• **Exercise 1**:
In the Sauron figure review, what is the sixth piece of this Build-A-Figure?
• **Exercise 2**:
Rewrite the Sauron figure review from "When it comes" through "in a while.", changing "Hasbro" to "The toy company".

When it comes to fun and crazy characters, Sauron ranks pretty high up there for me. Then again I’m usually biased toward anything related to The Savage Land. And appropriately enough, Sauron is a little different than your average BAF. He still requires the usual six pieces, four of which consist of the arms and legs, but the head is already attached to the torso and that sixth piece is his tail. And technically, the arms each consist of two pieces, as part of the wings are on detachable hinges to allow them to collapse. Hasbro could have easily milked this BAF for two more figures and packaged those wings separately. But despite the little change-up, this Build-A-Figure is still pretty easy to put together. And the results are indeed one of the most unique and interesting BAFs that we’ve had in a while.

Oh yeah, I’m in love! You know all those figures we get with just a bit of new sculpting and mostly painted costumes? Well, those are what allow for figures like this one. Sauron features a ton of new sculpting and unique parts, and is as much a love letter to collectors as we’re likely to see. The body is covered with sculpted scales, bumps, and all around great texturing. They even did a nice job sculpting the sinews and muscles in the arms and legs. There’s hardly any area on this figure that doesn’t feature some kind of detail. Even the primitive belt and pouches look great. And while the arms and legs mostly feature a chalky green skin tone, the chest is spruced up with some yellow highlights. The tail is cast in a soft plastic, so there’s some room for bending there, and it also helps to form a support as Sauron’s wings can make him a little back heavy with some poses. And hey… how about them wings?

• **Data shown**:
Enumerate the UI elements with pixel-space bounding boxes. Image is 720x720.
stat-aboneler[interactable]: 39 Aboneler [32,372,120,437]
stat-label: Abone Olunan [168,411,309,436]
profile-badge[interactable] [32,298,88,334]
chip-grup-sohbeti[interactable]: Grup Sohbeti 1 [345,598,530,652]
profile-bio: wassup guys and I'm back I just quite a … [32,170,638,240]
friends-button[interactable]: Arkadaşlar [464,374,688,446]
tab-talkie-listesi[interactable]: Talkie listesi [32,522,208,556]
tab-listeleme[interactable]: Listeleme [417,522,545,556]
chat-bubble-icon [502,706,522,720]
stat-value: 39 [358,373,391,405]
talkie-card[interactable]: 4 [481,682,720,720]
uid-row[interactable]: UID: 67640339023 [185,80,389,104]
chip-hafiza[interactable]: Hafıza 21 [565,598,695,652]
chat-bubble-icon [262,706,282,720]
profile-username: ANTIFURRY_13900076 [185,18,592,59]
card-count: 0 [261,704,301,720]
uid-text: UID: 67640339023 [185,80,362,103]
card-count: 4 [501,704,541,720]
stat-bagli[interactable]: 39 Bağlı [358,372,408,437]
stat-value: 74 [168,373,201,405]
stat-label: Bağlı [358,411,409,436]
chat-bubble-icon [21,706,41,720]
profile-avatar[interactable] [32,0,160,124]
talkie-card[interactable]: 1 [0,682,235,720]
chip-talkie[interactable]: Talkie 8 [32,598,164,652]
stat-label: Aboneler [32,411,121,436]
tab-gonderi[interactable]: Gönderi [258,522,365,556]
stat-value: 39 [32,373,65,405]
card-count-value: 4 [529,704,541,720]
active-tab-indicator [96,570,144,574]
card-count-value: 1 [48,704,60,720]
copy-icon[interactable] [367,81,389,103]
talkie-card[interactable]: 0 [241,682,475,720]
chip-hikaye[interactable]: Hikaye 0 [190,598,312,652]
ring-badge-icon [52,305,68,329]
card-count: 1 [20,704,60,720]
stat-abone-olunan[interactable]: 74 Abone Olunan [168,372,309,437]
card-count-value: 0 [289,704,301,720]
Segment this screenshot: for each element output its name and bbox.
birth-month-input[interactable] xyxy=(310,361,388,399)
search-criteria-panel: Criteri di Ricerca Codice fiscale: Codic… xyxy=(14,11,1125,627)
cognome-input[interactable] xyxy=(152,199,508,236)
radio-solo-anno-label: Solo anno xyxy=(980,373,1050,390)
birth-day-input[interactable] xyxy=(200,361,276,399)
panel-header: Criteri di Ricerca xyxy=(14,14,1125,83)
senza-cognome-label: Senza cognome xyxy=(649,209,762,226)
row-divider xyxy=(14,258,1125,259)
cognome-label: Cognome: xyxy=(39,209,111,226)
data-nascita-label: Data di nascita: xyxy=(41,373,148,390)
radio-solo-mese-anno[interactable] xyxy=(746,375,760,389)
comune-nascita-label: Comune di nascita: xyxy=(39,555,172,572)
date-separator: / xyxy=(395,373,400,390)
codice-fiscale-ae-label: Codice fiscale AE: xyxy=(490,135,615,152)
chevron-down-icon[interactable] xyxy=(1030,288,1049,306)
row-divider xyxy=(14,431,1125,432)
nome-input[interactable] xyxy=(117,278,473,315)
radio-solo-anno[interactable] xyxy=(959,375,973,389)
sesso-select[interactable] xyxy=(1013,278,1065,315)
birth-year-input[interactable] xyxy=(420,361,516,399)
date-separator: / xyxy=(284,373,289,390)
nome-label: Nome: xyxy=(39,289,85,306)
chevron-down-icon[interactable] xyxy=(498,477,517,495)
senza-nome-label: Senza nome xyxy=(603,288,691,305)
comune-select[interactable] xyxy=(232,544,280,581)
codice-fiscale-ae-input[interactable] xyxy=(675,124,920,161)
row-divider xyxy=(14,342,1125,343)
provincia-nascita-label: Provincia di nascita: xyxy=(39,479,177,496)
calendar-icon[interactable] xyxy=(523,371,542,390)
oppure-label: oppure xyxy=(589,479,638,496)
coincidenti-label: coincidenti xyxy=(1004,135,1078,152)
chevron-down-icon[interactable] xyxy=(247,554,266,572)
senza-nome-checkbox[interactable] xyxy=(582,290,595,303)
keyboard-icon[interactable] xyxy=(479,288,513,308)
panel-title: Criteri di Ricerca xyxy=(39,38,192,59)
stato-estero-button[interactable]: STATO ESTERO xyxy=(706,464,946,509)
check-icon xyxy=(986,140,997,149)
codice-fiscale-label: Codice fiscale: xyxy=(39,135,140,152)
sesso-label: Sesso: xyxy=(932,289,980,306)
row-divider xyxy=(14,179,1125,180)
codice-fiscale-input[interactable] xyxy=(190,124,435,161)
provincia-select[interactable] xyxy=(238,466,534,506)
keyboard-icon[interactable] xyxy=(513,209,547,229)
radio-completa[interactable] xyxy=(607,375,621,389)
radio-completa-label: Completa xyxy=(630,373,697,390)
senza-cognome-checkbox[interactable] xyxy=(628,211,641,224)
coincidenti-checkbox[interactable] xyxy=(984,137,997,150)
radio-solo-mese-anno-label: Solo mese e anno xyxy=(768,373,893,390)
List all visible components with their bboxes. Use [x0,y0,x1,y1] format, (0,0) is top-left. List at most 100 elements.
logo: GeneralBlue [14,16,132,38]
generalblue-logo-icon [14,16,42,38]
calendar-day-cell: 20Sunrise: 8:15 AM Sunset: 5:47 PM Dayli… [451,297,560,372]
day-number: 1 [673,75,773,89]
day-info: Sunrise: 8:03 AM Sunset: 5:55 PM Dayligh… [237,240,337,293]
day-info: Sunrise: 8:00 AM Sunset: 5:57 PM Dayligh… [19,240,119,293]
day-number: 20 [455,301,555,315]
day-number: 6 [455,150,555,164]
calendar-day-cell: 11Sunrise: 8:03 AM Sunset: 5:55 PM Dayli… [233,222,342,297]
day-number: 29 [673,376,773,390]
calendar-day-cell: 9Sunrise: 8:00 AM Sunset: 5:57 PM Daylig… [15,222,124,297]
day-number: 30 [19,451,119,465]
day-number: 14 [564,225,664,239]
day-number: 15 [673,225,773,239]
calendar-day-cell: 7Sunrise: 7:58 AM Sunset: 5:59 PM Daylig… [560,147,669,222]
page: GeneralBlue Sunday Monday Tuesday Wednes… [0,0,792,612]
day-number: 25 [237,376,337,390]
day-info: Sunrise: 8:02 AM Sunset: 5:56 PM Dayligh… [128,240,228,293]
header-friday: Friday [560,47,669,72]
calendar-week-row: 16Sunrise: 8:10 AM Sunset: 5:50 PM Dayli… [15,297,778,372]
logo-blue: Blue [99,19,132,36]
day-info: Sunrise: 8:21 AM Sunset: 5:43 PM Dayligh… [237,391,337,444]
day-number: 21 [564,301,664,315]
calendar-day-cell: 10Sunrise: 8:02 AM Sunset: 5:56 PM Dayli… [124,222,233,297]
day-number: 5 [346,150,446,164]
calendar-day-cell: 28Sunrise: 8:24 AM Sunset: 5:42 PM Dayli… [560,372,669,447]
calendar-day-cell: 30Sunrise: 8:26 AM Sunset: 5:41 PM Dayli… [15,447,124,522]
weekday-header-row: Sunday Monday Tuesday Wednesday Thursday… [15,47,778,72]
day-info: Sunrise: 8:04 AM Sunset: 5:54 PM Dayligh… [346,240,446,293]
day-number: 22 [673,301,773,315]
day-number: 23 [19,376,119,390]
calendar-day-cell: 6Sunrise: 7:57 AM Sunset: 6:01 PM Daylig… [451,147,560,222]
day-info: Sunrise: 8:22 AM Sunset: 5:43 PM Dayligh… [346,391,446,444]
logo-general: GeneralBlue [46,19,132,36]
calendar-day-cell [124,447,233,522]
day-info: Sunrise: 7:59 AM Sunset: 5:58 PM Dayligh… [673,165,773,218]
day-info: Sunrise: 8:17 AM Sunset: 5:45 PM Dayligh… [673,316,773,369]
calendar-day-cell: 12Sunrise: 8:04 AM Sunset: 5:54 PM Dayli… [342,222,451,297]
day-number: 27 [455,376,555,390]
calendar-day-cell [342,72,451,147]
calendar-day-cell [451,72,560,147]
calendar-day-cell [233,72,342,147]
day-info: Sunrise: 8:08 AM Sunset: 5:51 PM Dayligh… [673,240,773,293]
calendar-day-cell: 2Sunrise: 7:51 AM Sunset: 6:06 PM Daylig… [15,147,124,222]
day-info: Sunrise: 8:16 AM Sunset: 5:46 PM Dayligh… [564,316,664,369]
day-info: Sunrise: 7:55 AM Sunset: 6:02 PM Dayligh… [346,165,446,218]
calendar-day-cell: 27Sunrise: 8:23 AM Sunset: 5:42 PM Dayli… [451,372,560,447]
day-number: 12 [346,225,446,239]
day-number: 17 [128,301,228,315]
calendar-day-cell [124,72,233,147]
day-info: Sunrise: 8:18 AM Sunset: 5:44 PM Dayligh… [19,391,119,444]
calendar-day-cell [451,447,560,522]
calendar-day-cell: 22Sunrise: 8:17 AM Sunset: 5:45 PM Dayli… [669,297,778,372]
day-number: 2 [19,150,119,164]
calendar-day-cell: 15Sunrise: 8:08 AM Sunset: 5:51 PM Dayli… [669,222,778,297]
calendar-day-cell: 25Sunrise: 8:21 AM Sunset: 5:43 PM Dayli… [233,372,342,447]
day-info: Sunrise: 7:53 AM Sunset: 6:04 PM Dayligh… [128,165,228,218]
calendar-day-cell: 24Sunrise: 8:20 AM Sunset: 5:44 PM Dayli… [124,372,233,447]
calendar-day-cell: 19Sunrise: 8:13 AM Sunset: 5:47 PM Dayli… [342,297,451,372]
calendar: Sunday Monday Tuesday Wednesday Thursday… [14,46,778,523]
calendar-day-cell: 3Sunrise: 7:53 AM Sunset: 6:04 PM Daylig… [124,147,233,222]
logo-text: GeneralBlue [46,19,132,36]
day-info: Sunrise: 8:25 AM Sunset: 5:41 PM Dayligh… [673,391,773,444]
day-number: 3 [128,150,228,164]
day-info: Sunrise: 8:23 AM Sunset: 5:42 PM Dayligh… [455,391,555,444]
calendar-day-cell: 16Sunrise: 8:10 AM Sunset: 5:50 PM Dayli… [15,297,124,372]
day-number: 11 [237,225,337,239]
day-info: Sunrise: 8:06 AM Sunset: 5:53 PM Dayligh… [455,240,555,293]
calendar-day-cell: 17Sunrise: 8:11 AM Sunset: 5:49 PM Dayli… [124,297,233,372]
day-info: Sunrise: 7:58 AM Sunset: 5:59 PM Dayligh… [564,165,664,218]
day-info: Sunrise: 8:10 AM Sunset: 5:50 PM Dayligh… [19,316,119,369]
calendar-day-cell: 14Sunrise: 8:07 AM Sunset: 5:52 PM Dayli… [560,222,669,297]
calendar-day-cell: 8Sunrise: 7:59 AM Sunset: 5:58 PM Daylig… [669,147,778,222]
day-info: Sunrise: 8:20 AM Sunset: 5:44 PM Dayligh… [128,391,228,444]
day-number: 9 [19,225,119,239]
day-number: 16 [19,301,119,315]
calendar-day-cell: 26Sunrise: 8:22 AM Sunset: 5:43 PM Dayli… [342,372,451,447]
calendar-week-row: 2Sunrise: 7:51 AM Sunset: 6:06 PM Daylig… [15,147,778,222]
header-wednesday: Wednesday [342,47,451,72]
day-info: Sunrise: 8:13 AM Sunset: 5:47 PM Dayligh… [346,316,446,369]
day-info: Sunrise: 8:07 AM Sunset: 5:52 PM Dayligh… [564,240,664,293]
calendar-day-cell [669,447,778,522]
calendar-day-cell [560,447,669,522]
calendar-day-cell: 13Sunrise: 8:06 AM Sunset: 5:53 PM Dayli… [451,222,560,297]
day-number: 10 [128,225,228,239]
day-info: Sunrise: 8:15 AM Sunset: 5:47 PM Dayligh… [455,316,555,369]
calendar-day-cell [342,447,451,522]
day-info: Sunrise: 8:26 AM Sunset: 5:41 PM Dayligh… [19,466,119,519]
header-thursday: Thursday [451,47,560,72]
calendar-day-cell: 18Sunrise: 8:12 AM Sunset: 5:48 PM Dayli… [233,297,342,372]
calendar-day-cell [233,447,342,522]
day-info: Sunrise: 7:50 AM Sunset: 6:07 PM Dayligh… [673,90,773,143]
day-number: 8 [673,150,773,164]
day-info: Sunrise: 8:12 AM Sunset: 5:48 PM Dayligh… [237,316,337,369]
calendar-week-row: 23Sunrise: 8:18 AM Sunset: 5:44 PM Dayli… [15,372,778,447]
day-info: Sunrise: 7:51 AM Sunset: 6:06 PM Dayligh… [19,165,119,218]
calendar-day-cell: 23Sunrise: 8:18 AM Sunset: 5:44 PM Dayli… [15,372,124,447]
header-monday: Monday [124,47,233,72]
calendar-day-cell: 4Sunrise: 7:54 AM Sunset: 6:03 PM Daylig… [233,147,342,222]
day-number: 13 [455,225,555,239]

• **Answer section 1**:
His tail.

• **Answer section 2**:
When it comes to fun and crazy characters, Sauron ranks pretty high up there for me. Then again I’m usually biased toward anything related to The Savage Land. And appropriately enough, Sauron is a little different than your average BAF. He still requires the usual six pieces, four of which consist of the arms and legs, but the head is already attached to the torso and that sixth piece is his tail. And technically, the arms each consist of two pieces, as part of the wings are on detachable hinges to allow them to collapse. The toy company could have easily milked this BAF for two more figures and packaged those wings separately. But despite the little change-up, this Build-A-Figure is still pretty easy to put together. And the results are indeed one of the most unique and interesting BAFs that we’ve had in a while.